• WHAT THE EXERCISE ASKS
List each line of the data in which the string "JSON" appears.

• RECORDS TO USE
◇ ◇ ◇
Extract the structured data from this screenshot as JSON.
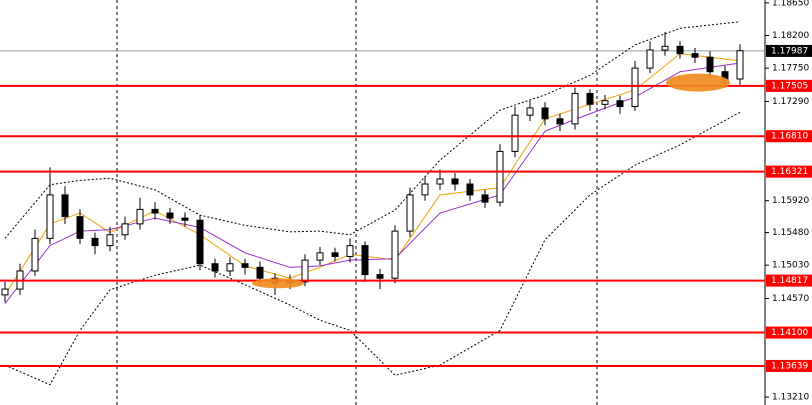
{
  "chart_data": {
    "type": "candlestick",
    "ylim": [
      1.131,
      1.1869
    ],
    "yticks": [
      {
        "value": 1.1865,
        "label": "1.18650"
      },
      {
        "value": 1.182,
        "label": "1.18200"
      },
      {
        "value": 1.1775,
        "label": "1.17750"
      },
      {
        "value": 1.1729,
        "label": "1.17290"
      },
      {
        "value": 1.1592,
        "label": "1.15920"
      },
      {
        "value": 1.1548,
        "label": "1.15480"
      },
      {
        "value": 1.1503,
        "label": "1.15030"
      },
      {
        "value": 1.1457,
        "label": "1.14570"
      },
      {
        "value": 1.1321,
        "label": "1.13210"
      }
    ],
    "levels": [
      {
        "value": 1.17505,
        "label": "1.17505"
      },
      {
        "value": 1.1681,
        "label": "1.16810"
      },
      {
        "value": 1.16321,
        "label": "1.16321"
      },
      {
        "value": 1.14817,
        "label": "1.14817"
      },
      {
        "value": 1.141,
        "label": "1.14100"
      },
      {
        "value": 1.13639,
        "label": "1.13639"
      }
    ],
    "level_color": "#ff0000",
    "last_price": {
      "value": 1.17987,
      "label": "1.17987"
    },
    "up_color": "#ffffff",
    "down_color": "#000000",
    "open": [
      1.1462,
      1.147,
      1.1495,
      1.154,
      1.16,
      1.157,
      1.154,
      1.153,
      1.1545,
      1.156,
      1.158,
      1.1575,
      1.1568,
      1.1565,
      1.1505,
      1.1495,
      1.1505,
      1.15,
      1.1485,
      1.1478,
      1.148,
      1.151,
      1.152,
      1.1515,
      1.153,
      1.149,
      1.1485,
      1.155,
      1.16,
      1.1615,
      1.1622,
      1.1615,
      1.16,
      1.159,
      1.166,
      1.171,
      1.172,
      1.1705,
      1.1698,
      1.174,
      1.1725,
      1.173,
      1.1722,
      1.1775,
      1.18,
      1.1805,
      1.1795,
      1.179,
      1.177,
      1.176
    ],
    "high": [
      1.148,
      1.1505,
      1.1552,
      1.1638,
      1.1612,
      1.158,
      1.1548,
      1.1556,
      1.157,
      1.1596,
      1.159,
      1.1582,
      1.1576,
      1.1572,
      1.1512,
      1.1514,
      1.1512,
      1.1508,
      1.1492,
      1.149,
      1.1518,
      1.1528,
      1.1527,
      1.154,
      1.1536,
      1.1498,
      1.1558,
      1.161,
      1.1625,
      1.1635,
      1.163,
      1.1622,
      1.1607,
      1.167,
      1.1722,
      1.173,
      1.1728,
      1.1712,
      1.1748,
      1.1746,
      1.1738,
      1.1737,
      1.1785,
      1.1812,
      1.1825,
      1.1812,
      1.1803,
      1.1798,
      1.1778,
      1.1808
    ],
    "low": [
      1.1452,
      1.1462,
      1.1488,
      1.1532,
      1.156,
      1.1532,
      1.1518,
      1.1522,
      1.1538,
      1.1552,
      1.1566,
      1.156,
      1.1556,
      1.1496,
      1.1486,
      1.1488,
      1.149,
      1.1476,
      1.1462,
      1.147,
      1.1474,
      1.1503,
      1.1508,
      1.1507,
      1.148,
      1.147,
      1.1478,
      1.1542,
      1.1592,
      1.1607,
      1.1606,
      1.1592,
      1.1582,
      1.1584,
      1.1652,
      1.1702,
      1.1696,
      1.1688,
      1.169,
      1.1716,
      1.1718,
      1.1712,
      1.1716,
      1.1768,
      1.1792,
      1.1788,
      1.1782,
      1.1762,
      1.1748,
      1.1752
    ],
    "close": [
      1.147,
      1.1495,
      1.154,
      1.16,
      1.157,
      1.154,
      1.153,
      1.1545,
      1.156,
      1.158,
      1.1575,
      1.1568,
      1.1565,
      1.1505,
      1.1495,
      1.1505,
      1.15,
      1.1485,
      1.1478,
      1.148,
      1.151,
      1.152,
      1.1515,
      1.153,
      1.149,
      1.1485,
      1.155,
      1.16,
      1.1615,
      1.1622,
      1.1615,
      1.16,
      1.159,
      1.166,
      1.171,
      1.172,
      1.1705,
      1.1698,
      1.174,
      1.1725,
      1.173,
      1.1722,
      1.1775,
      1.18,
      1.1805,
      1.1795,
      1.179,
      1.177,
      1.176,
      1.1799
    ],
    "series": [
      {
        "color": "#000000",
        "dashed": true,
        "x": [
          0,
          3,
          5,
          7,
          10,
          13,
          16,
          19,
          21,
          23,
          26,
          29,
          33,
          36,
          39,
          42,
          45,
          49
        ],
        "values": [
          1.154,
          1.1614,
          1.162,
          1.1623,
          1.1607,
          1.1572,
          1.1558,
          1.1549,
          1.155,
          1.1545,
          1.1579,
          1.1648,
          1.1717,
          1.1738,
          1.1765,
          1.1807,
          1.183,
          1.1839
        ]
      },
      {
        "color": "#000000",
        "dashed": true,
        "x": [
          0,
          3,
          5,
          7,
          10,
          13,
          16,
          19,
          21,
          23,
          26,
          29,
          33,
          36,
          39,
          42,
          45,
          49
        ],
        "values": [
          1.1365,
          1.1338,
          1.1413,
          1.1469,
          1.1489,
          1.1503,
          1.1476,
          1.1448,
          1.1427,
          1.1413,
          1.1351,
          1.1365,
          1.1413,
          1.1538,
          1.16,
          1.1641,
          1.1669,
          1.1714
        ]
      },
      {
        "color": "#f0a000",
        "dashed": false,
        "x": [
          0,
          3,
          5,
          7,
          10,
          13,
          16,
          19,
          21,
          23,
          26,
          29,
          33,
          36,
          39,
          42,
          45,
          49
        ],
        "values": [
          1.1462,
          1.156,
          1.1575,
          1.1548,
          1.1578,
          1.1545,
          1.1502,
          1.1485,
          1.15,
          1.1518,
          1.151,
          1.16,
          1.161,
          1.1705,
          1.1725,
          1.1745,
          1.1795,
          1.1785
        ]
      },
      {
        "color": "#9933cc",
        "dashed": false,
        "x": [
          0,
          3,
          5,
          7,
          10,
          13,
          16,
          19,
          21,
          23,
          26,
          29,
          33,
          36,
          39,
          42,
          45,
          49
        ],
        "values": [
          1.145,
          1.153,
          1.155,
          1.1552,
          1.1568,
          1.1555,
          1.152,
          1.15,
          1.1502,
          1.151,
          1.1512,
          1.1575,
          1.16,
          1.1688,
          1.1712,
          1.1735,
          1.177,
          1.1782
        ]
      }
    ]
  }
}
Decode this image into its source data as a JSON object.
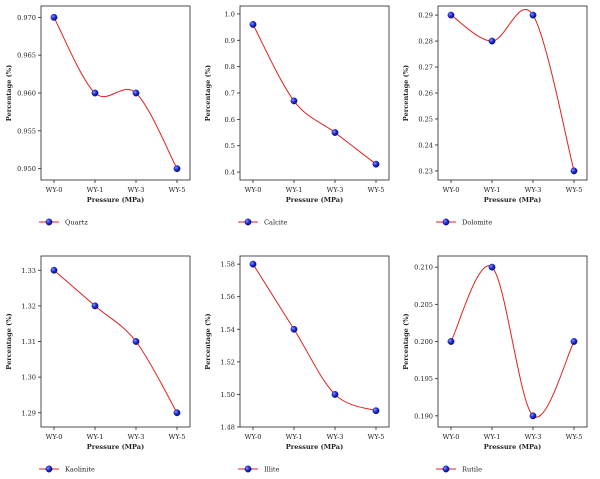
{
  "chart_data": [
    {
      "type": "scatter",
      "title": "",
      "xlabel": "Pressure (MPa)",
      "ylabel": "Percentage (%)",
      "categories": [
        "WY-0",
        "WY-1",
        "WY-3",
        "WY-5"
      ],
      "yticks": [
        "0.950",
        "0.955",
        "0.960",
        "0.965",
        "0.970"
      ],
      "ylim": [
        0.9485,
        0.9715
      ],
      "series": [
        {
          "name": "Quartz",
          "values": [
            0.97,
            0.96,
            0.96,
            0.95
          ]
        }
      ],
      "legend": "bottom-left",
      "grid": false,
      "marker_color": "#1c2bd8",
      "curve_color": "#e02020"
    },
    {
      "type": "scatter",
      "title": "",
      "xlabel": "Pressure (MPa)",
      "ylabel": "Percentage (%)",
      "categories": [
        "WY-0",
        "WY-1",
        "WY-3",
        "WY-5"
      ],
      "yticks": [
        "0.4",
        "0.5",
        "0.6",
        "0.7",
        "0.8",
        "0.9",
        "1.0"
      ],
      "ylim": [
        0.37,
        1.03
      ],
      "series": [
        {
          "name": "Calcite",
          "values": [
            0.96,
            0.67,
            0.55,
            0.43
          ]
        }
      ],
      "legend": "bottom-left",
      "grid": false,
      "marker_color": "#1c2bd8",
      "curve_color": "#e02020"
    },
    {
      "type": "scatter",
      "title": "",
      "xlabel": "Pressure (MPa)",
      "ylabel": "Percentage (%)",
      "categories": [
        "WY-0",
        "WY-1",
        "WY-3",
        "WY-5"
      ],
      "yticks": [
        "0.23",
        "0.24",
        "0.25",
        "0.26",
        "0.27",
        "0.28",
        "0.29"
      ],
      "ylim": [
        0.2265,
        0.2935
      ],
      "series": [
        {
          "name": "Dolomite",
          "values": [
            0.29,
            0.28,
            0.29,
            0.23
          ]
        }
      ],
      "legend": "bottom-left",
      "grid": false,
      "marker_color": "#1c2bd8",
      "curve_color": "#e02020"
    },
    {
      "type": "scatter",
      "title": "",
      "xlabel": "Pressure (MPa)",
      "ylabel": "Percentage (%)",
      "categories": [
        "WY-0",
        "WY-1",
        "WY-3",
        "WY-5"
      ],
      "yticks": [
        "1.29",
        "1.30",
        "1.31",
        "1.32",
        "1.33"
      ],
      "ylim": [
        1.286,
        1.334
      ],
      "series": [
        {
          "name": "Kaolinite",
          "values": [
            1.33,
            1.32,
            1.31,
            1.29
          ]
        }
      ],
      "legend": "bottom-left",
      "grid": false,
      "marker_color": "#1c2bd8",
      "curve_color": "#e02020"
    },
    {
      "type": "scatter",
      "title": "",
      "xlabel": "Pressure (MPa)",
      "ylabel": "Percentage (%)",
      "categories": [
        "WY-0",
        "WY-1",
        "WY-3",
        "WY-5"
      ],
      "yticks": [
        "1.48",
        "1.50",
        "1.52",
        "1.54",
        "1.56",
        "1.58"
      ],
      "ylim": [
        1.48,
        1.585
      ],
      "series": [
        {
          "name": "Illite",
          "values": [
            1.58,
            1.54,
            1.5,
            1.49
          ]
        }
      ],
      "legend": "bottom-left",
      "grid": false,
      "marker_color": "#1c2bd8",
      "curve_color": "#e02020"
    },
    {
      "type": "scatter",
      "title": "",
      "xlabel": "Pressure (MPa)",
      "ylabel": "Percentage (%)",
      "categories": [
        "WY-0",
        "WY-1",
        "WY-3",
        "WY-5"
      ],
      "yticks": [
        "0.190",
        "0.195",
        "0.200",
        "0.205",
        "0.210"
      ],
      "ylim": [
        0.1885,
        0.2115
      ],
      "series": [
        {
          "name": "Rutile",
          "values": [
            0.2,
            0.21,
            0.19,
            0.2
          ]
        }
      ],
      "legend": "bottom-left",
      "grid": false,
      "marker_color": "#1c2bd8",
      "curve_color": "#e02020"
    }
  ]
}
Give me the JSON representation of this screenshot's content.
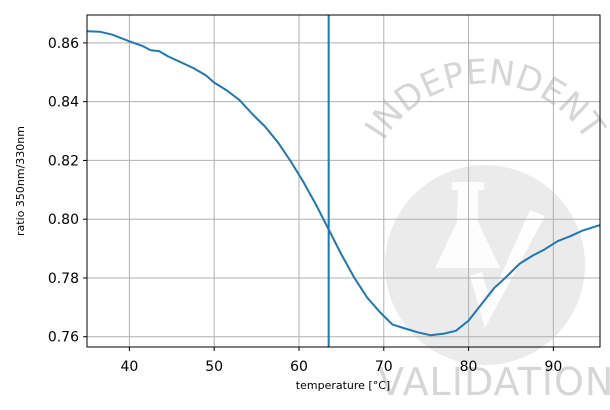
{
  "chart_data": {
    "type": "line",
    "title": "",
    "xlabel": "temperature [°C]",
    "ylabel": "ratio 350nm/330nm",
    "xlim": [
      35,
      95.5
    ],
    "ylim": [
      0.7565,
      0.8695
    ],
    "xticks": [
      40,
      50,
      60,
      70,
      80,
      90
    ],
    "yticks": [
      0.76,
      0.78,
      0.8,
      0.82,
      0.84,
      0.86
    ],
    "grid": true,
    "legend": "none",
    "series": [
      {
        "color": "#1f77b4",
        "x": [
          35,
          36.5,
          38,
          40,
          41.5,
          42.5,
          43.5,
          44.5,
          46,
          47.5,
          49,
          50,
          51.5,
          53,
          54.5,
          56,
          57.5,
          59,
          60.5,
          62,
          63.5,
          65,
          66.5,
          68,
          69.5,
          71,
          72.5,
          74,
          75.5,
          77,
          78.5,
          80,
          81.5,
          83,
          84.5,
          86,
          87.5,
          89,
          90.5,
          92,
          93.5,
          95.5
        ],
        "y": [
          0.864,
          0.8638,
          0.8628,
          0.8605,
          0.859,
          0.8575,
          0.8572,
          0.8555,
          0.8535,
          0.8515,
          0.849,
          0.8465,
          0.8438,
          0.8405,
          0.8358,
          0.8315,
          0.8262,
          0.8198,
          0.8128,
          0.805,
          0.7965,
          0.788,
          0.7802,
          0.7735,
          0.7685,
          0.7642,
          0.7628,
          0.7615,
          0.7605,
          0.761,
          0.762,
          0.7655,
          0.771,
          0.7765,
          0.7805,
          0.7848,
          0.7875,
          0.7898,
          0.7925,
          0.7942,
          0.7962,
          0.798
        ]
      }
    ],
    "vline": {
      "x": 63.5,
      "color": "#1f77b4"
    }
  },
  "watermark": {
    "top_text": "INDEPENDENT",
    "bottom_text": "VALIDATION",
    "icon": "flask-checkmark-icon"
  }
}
◇ ◇ ◇
• RESPONSE TO THIS TASK
Extract the structured data from this screenshot as JSON.
Decode this image into its source data as a JSON object.
Give me the JSON representation of this screenshot's content.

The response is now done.